++++ The data
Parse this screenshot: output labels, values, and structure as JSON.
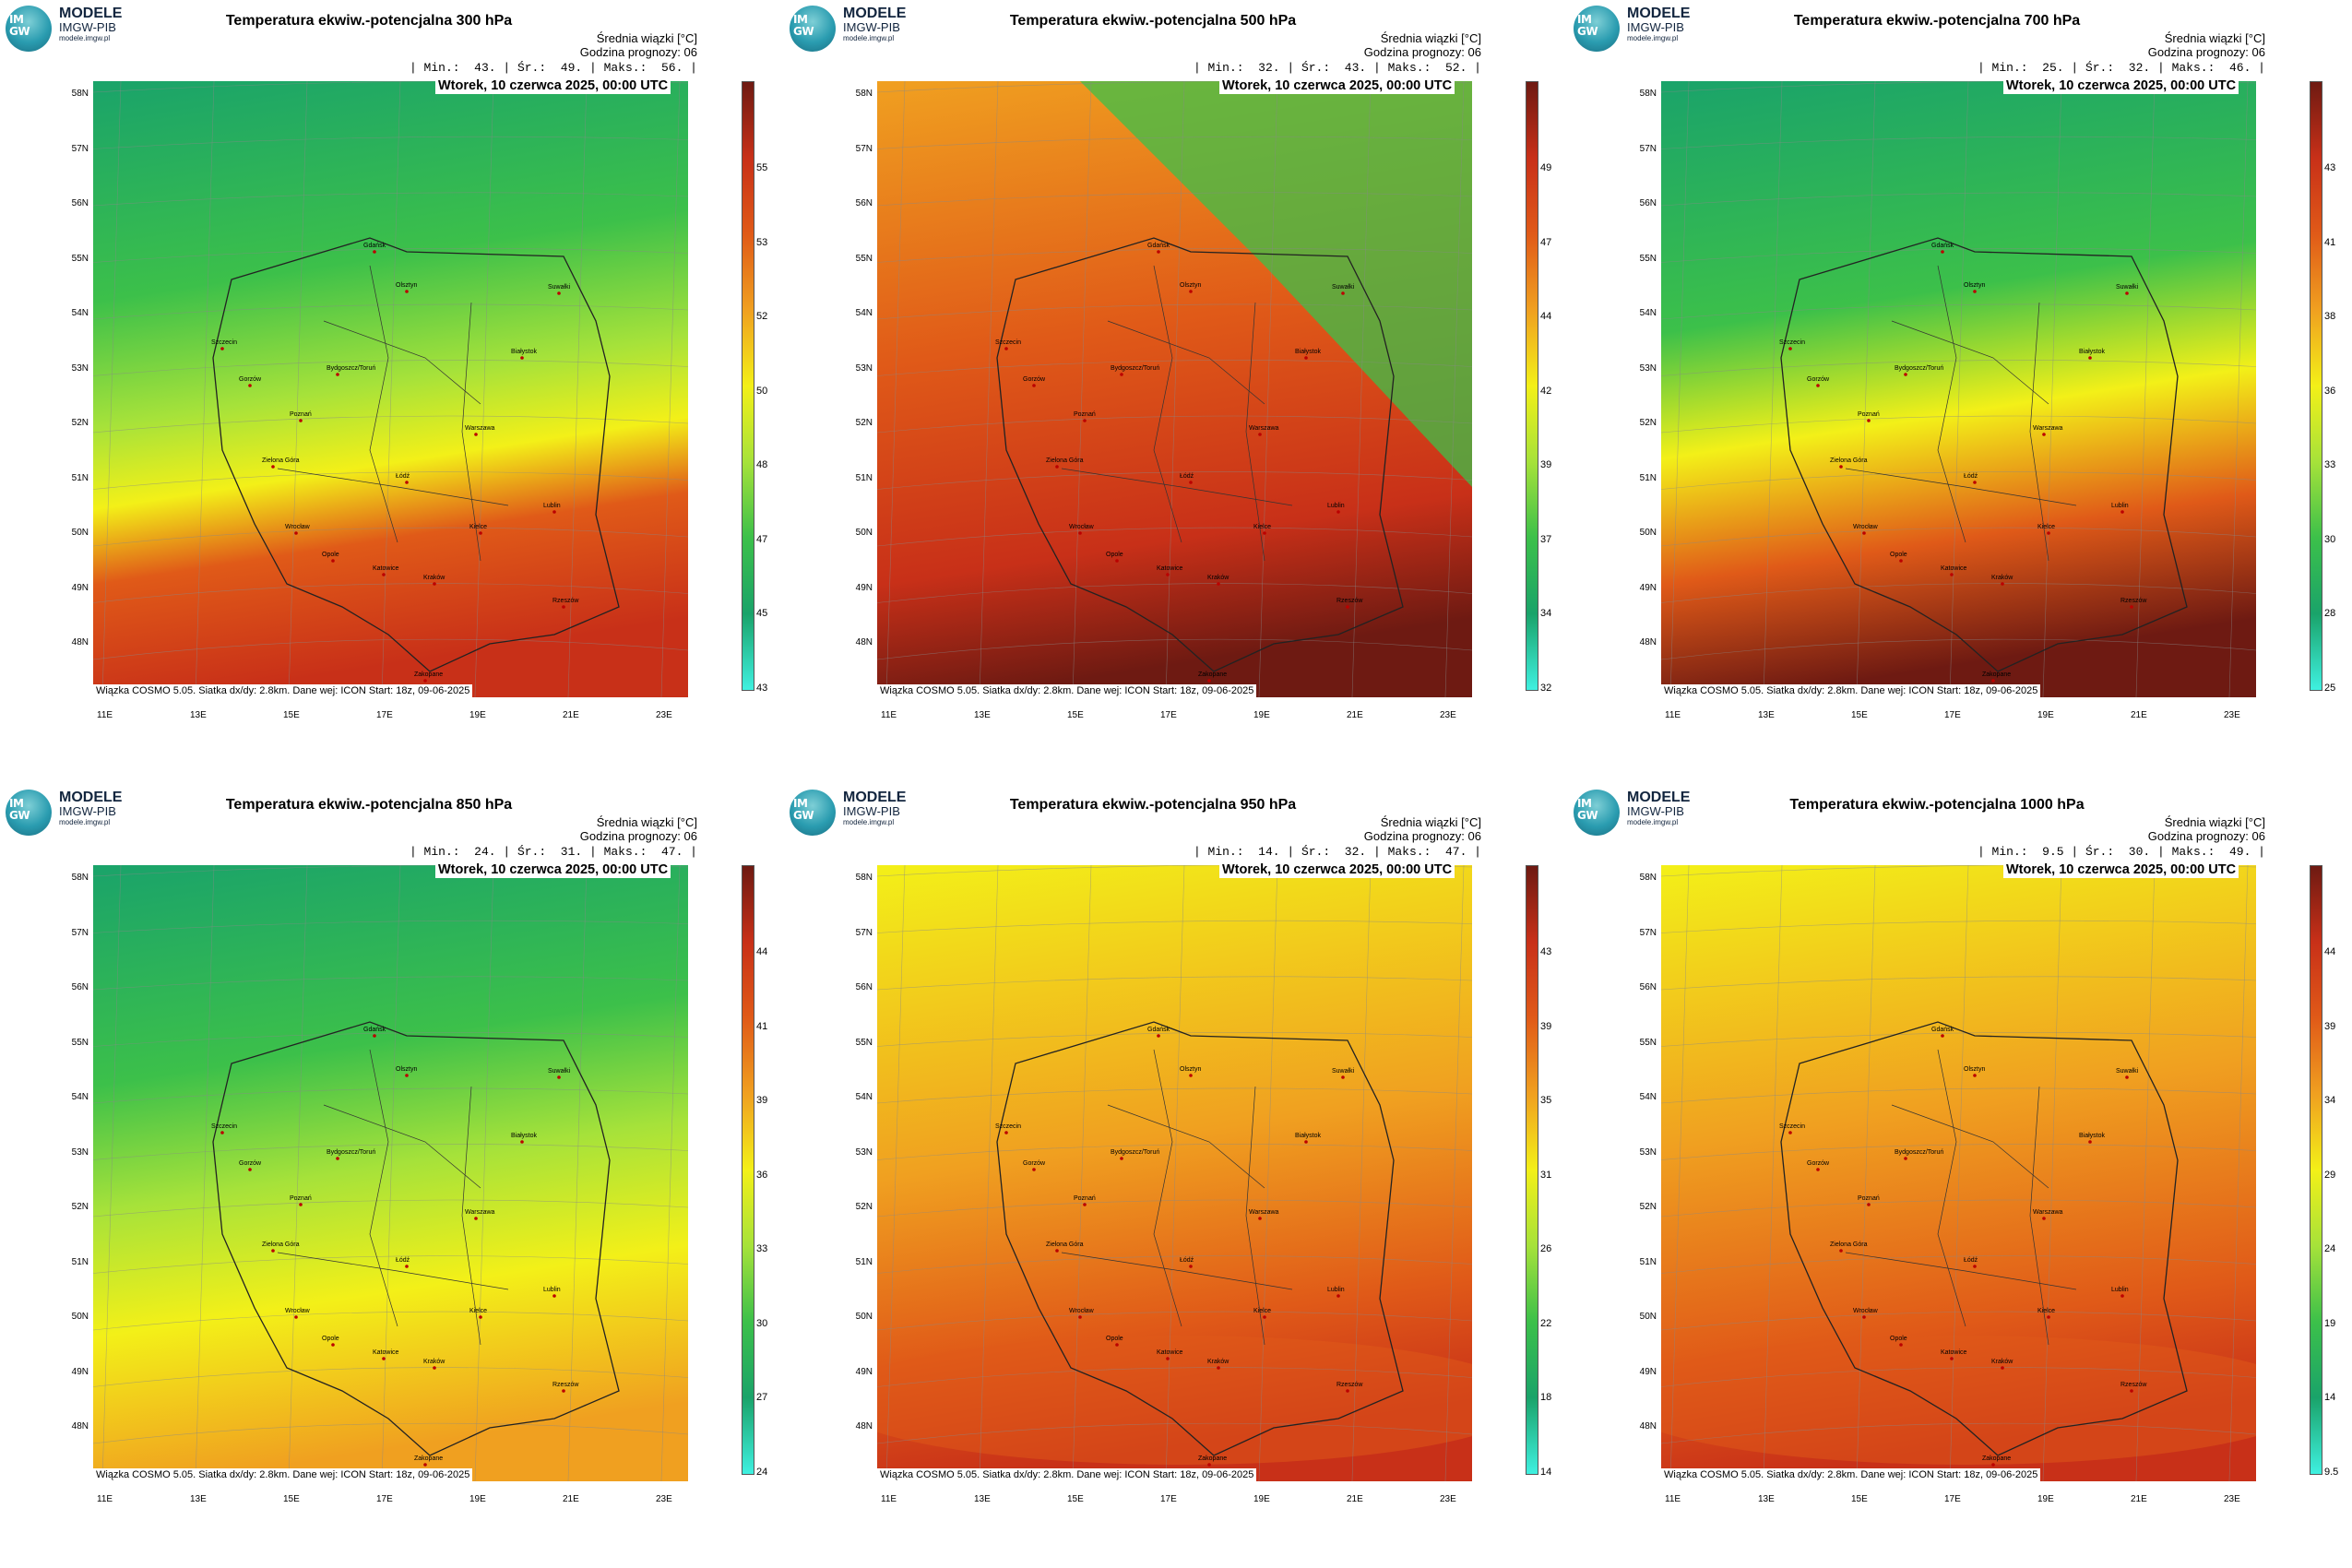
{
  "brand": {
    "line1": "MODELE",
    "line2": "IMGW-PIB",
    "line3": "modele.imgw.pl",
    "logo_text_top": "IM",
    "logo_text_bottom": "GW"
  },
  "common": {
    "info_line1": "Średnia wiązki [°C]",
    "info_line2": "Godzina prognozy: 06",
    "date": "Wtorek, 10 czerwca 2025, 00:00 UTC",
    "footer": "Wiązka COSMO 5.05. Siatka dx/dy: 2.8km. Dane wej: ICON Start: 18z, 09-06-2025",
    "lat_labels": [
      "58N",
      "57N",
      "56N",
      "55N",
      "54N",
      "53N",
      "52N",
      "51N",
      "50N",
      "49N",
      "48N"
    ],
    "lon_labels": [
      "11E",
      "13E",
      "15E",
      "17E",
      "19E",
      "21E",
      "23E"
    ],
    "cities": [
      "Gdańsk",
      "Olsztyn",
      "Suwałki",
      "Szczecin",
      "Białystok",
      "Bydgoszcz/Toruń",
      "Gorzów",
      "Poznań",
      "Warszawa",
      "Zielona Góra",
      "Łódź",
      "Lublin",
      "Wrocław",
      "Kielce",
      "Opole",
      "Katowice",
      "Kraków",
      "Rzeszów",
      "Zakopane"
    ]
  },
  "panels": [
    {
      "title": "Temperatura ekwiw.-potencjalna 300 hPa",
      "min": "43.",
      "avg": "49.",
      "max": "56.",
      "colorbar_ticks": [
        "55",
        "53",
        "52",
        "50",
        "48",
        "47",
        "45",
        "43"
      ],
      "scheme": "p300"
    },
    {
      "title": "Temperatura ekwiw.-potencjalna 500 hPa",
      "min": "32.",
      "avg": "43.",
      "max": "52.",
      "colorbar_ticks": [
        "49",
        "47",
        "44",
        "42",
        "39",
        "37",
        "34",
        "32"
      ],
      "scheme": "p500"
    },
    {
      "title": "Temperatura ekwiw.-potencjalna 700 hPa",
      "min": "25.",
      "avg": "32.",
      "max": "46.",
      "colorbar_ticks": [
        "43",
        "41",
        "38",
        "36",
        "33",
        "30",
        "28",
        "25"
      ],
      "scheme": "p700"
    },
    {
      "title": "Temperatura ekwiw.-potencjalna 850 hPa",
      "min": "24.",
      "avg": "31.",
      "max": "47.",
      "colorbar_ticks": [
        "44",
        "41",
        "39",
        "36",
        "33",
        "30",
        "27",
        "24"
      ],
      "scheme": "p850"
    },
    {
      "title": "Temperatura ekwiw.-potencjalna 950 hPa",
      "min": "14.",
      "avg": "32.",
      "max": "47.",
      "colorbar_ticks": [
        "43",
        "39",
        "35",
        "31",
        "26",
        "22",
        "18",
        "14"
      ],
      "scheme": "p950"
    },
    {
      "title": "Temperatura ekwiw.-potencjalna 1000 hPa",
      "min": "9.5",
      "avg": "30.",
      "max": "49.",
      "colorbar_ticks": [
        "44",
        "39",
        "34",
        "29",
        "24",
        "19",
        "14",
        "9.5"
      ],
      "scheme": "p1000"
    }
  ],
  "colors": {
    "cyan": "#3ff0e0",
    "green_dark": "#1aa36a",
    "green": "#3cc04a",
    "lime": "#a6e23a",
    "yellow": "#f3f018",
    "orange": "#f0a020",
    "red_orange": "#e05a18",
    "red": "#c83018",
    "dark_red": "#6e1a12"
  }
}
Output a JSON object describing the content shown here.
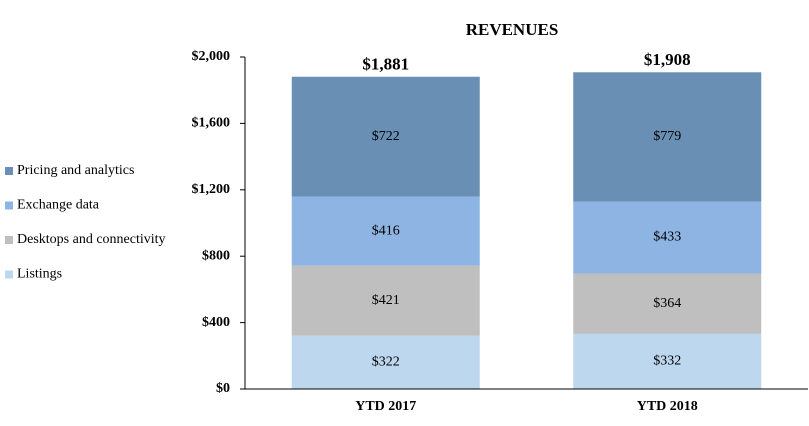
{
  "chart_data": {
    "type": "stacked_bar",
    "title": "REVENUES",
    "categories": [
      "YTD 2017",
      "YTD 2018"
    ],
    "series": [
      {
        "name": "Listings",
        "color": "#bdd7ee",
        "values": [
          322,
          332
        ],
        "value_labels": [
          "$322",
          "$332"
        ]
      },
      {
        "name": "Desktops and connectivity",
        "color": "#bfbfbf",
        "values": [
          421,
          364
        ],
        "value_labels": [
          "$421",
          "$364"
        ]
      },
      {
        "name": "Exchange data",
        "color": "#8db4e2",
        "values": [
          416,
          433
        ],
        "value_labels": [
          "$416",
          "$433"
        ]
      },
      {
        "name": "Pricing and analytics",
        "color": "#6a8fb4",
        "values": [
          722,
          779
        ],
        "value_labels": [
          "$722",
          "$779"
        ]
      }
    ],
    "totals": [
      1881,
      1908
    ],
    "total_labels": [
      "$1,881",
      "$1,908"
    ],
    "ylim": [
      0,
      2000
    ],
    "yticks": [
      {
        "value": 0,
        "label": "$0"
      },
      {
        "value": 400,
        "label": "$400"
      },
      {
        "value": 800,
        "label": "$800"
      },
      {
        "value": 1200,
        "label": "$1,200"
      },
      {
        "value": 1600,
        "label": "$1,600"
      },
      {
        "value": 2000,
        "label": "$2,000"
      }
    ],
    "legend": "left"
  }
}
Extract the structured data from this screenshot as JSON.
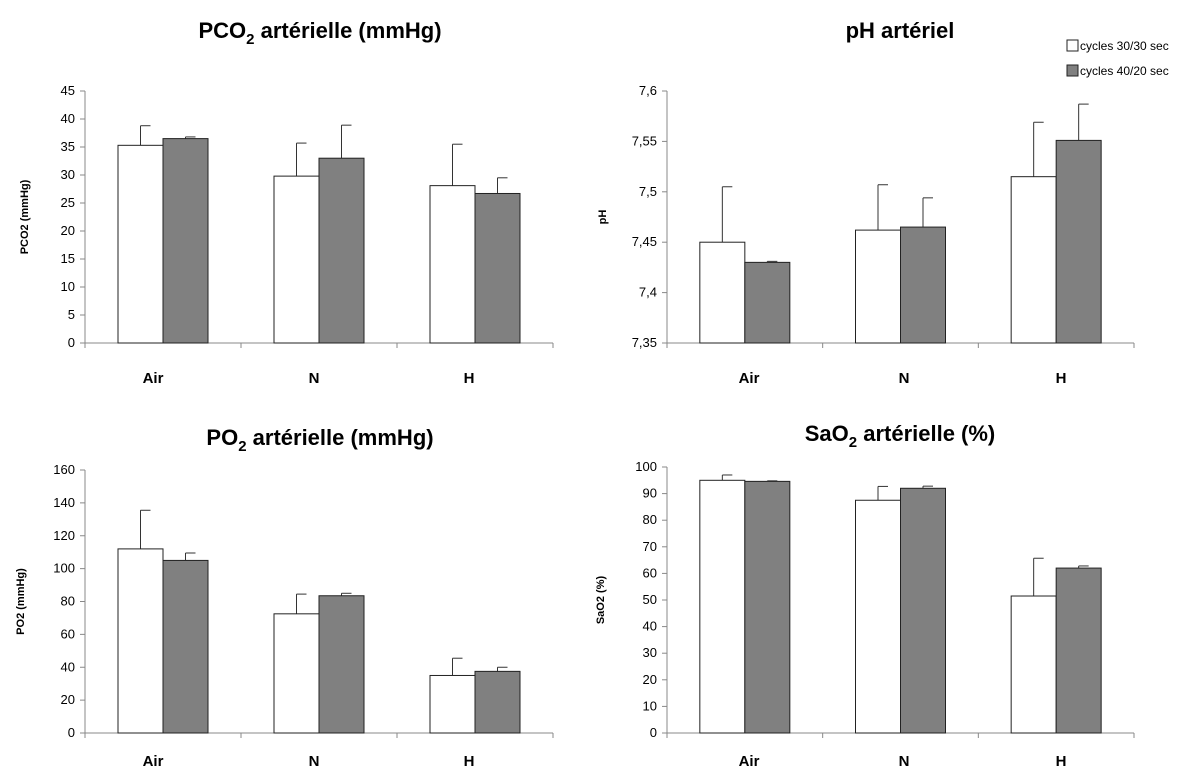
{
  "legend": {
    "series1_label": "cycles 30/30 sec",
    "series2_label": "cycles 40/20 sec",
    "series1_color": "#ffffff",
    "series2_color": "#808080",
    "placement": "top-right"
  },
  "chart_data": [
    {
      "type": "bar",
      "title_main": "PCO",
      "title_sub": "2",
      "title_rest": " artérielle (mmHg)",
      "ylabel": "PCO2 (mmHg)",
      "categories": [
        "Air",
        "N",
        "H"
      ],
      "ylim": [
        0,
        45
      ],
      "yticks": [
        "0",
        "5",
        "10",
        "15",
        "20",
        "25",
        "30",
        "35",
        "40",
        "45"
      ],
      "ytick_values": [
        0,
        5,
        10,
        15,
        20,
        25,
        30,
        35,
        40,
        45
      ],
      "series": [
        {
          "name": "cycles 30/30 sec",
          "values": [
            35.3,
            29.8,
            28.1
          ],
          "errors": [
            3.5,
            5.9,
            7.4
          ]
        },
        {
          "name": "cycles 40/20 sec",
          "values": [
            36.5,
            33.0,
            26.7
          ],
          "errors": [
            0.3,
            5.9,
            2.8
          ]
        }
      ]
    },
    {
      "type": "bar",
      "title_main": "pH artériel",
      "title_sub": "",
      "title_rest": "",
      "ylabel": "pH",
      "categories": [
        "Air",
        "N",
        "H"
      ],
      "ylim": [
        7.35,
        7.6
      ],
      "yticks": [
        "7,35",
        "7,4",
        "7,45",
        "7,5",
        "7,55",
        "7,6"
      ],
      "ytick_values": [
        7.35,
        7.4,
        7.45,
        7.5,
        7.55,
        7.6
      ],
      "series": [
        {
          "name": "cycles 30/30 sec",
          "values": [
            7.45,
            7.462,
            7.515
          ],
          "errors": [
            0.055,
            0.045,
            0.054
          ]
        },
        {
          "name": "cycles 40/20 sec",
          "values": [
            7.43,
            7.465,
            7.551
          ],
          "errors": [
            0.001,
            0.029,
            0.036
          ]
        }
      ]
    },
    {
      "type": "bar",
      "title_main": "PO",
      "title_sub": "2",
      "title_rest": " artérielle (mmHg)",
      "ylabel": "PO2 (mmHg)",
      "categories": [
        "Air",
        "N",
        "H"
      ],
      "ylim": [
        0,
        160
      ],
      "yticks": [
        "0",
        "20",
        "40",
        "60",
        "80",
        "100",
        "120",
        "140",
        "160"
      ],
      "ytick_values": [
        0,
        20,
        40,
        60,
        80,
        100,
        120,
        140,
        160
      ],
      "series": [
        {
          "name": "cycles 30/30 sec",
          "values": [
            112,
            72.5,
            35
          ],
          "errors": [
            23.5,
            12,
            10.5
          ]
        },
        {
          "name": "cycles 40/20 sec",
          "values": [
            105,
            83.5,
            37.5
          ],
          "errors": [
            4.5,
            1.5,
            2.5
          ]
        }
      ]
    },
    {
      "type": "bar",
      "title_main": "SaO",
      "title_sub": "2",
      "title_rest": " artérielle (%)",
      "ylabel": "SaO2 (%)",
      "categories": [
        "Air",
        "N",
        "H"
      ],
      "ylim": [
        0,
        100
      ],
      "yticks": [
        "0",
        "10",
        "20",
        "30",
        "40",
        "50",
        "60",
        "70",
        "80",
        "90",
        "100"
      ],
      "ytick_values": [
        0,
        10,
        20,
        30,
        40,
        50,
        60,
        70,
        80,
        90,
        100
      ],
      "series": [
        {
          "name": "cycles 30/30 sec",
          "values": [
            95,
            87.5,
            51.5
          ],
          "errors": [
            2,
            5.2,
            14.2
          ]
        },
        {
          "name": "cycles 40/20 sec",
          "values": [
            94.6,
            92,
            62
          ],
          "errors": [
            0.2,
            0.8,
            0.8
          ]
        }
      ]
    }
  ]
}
++++++++
__Task instructions__
Where a line in the entries holds "scheme", copy that line.

__Solution__
      "scheme": "p300"
      "scheme": "p500"
      "scheme": "p700"
      "scheme": "p850"
      "scheme": "p950"
      "scheme": "p1000"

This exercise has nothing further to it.